■ DATA ENTRIES

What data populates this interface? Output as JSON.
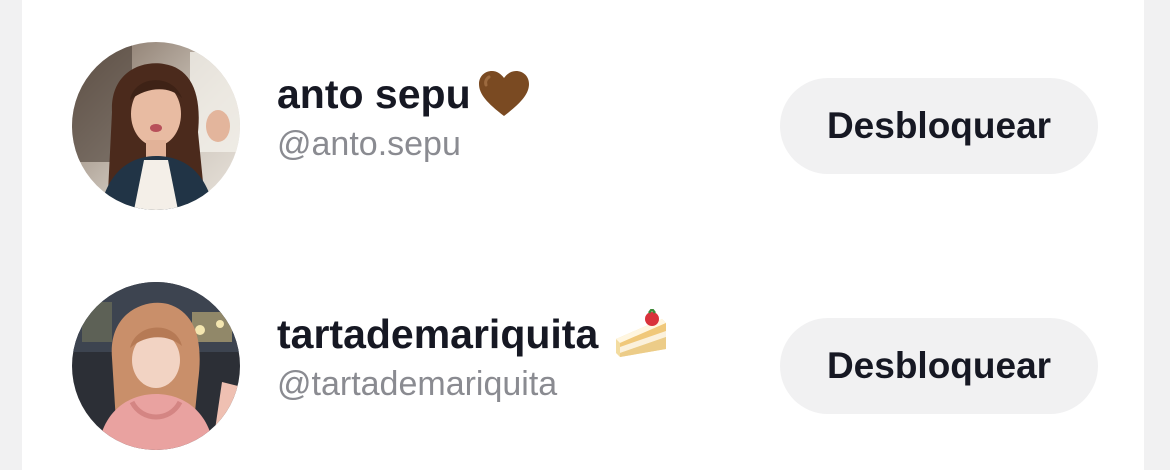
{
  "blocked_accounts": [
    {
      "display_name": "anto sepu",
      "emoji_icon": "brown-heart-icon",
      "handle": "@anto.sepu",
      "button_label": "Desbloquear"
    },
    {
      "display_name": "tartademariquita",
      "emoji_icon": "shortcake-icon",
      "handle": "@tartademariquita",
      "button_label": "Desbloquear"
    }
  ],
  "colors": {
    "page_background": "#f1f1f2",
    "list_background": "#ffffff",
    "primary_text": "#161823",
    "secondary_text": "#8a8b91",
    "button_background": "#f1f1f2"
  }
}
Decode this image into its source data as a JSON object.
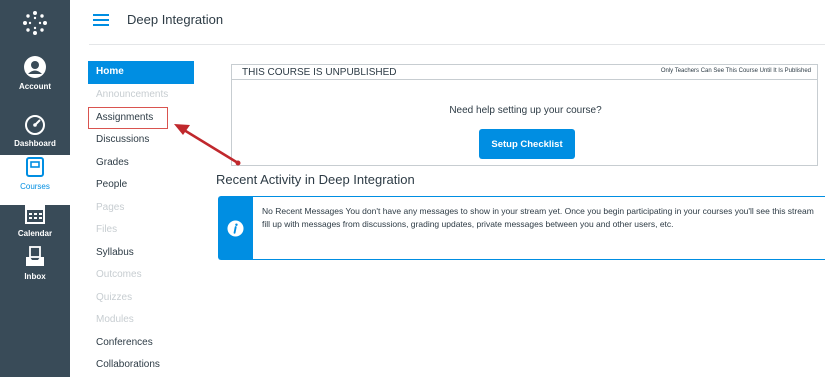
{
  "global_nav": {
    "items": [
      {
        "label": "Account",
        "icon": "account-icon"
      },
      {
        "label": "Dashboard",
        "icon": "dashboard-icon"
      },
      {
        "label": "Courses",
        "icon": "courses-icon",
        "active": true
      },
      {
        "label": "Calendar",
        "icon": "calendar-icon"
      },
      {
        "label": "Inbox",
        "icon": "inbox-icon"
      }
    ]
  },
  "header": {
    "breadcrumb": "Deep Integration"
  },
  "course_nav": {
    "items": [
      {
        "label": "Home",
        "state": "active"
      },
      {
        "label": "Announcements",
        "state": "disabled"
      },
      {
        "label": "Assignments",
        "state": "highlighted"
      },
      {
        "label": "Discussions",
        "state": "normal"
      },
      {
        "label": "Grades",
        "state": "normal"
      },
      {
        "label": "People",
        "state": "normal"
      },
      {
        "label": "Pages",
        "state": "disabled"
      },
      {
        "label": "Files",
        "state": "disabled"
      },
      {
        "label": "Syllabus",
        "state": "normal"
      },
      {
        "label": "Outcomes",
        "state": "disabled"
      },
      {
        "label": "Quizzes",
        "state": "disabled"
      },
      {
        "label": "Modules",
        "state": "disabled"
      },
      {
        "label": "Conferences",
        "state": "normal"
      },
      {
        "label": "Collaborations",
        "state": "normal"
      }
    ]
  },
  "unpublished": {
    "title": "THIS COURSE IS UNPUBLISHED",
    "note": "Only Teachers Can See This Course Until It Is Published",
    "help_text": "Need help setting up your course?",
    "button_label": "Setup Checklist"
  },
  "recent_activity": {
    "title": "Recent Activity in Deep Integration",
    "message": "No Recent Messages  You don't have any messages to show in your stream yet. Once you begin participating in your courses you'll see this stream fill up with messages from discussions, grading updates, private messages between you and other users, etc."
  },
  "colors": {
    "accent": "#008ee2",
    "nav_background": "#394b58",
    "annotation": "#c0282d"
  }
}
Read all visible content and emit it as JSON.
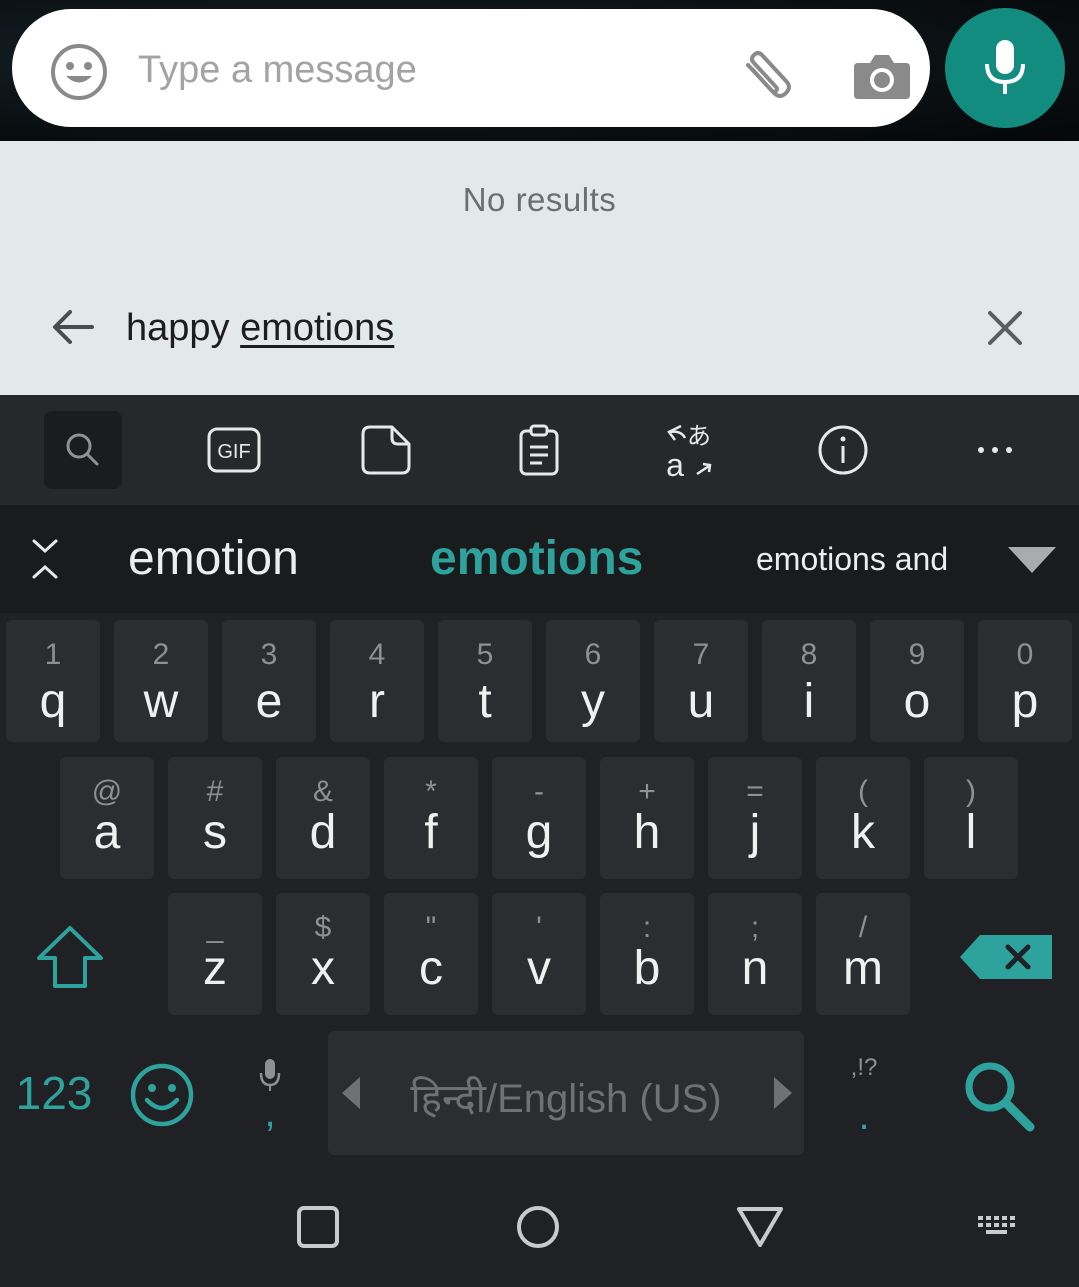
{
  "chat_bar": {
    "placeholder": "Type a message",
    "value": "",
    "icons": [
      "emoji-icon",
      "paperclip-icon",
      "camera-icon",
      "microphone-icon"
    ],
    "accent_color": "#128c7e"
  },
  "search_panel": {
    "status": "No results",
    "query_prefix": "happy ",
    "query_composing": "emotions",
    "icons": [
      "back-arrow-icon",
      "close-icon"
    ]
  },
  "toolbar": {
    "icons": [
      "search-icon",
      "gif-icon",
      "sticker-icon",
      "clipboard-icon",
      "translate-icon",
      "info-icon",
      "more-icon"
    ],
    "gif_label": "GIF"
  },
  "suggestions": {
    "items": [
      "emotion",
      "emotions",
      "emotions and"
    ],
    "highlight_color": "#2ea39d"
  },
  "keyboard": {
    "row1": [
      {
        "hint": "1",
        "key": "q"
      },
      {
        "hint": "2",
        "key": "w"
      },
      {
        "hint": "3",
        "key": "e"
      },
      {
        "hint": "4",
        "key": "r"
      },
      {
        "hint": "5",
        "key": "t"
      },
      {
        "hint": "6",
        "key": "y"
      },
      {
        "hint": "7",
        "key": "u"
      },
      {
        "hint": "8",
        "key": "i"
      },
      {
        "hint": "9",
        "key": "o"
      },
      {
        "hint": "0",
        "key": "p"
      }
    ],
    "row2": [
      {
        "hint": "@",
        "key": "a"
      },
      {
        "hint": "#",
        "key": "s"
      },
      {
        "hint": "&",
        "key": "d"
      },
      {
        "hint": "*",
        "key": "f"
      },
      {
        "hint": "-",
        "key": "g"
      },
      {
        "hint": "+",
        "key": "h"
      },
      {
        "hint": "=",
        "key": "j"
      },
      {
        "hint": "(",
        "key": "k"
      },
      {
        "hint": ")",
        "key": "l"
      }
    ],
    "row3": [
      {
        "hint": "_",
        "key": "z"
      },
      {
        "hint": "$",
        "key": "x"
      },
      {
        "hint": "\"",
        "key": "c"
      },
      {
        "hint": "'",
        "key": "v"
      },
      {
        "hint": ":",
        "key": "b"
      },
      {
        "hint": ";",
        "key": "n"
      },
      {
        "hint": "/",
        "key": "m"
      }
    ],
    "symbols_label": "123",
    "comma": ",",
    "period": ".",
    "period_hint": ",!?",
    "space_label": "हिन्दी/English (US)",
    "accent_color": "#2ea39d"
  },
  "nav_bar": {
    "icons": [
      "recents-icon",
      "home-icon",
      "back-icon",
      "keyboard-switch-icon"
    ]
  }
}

■ EXERCISE
Copy every line in the records above that contains the word "sepu".

■ ANSWER IN FULL
      "display_name": "anto sepu",
      "handle": "@anto.sepu",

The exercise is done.